* _DATA SHOWN_:
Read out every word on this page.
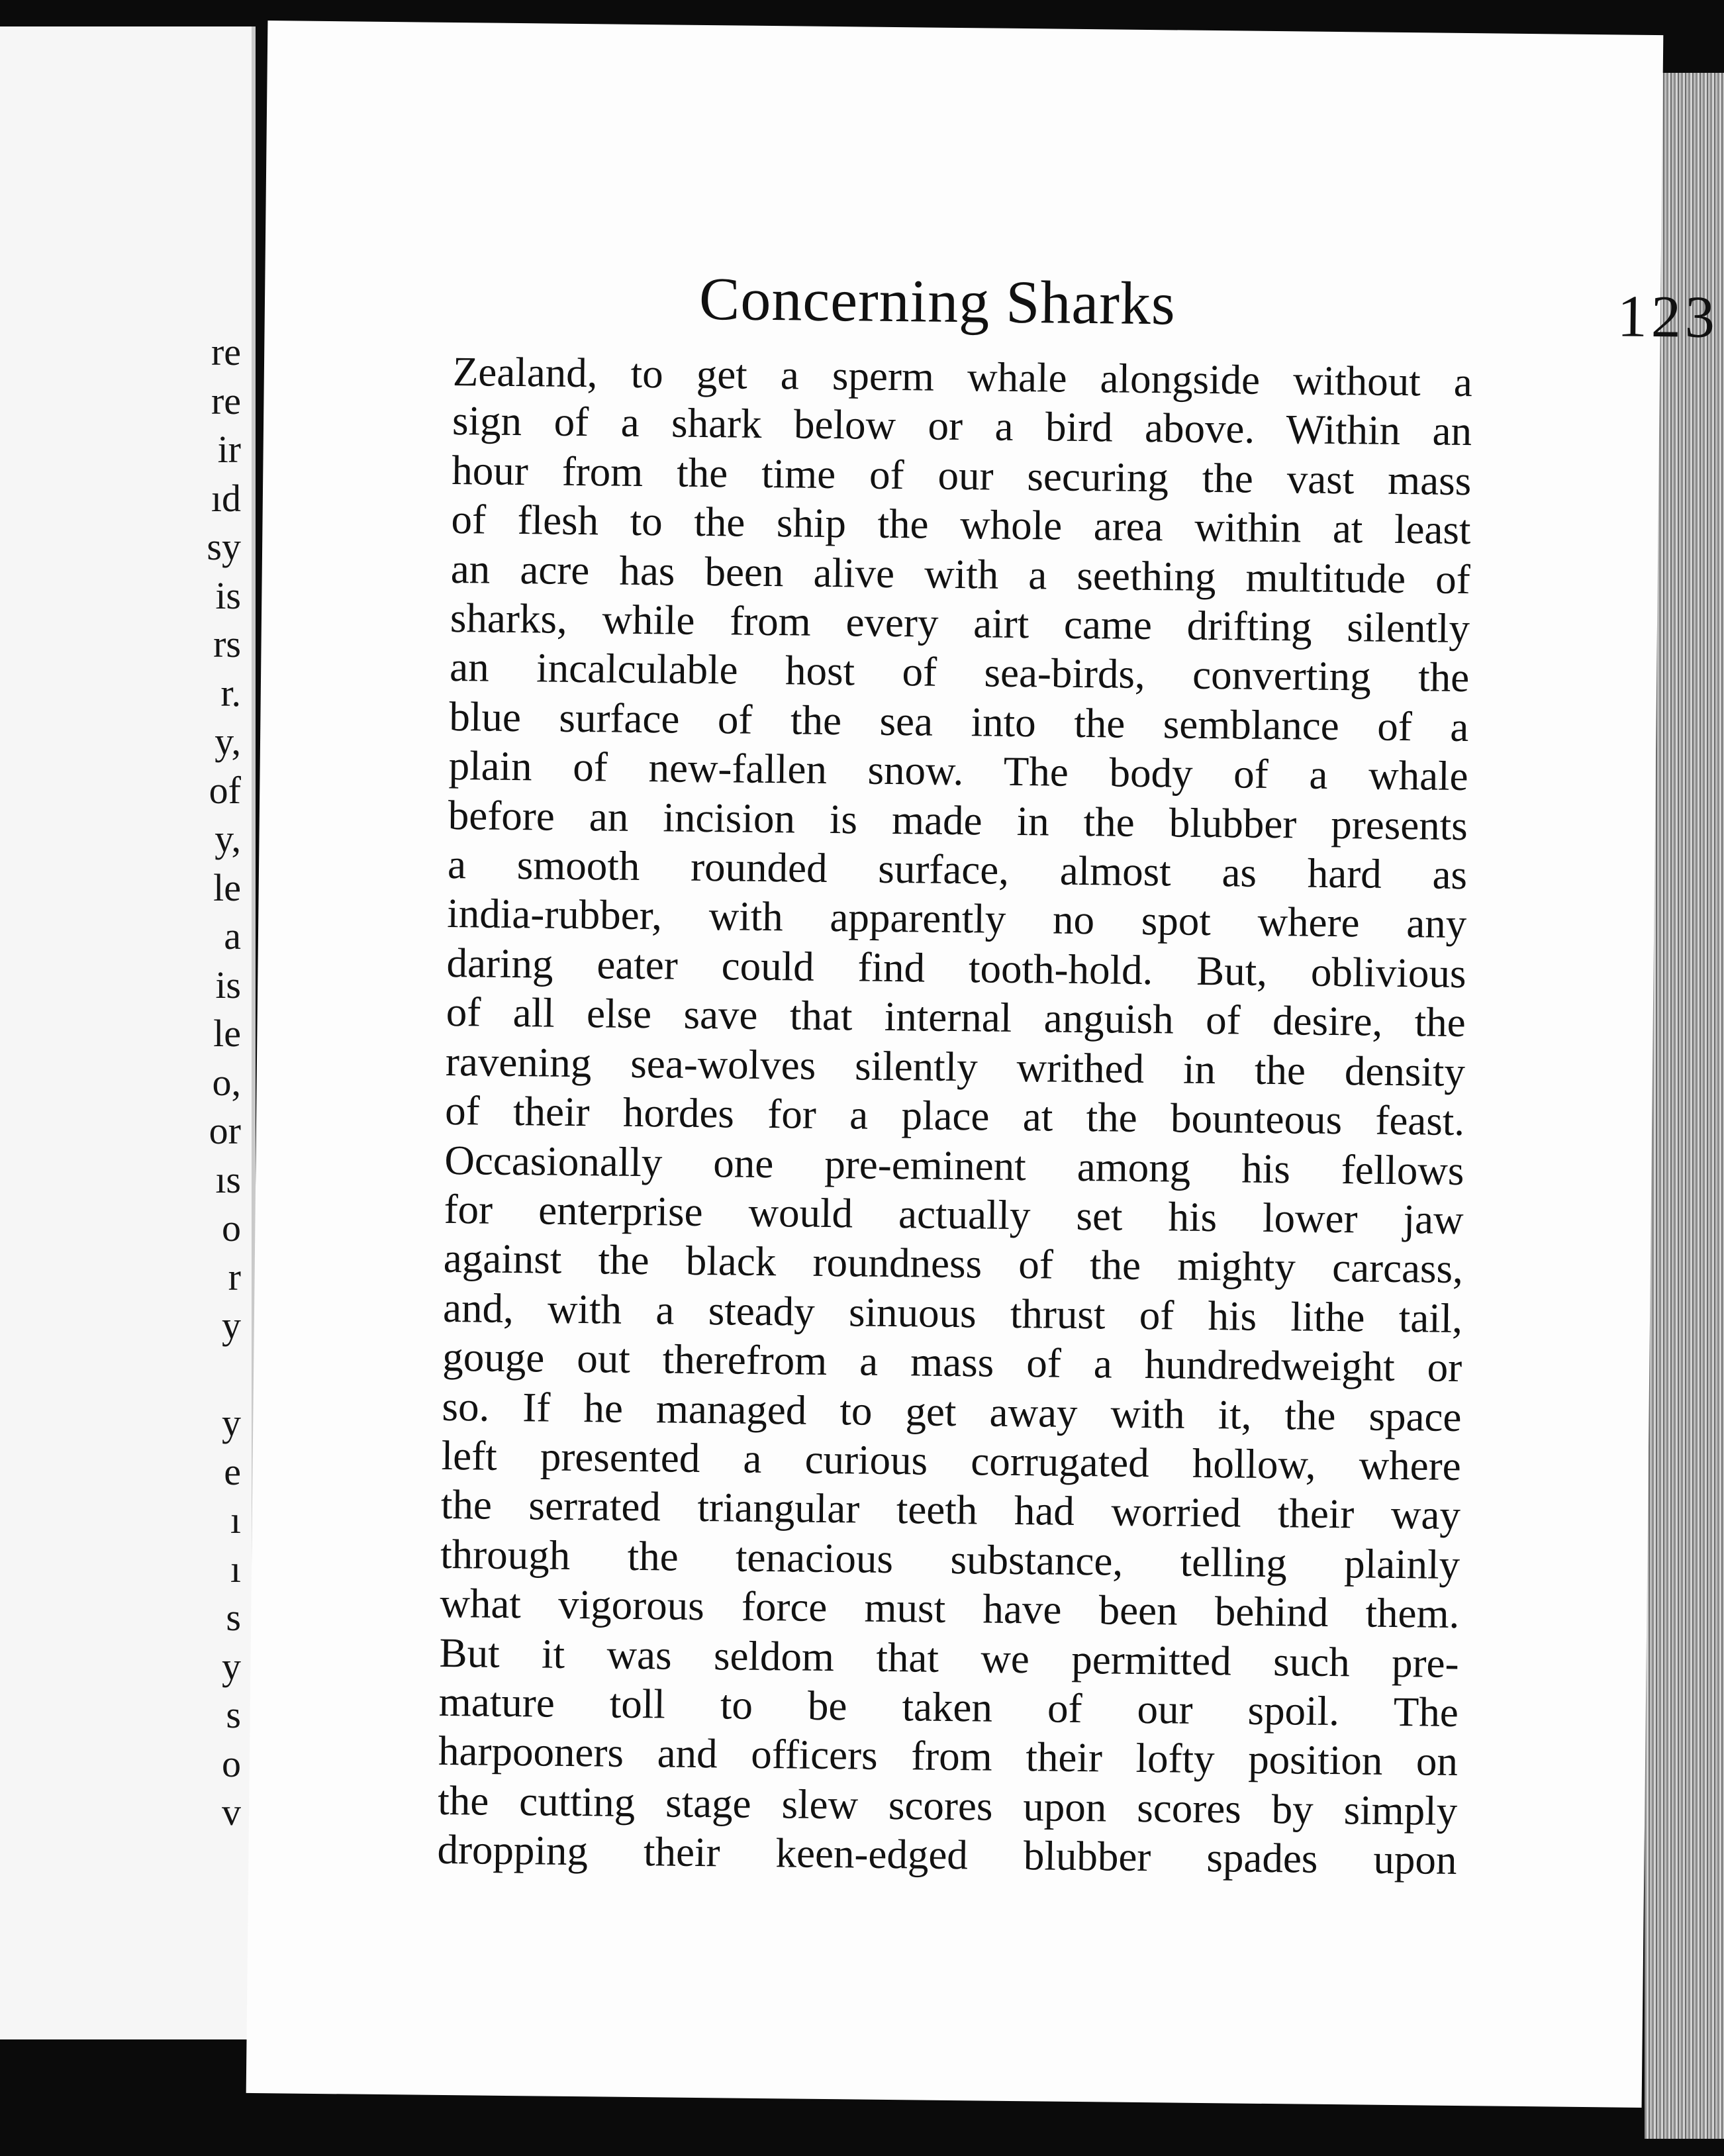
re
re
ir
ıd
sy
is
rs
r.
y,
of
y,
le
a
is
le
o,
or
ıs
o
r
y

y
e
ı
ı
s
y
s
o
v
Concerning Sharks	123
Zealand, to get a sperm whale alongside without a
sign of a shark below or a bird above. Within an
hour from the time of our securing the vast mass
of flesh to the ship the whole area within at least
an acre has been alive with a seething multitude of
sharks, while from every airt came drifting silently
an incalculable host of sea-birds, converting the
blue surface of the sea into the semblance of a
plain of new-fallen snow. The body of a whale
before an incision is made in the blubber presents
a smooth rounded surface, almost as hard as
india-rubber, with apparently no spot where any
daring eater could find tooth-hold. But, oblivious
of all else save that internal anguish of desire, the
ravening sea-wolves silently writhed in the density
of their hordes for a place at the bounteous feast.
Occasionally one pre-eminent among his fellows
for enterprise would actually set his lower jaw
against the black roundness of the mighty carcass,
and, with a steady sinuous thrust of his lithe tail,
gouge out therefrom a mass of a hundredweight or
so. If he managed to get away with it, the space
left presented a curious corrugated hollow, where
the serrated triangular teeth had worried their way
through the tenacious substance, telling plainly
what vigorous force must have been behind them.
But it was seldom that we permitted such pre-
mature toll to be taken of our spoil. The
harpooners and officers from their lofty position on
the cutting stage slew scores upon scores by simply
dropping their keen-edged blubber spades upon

--

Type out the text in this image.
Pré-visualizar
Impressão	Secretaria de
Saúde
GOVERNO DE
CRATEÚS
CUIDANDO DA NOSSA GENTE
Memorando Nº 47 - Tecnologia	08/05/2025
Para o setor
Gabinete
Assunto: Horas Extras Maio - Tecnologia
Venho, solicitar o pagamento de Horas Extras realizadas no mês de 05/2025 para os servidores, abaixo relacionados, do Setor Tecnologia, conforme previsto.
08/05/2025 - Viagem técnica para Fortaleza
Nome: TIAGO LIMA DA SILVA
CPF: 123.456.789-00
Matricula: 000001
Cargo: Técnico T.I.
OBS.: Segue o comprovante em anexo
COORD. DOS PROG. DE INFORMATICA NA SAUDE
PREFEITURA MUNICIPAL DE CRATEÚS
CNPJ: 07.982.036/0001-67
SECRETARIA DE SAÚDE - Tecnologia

* _GIVEN REQUEST_: Which lines in the data above contain "that"? Show each one.

* _SOLUTION FOR THIS TASK_:
of all else save that internal anguish of desire, the
But it was seldom that we permitted such pre-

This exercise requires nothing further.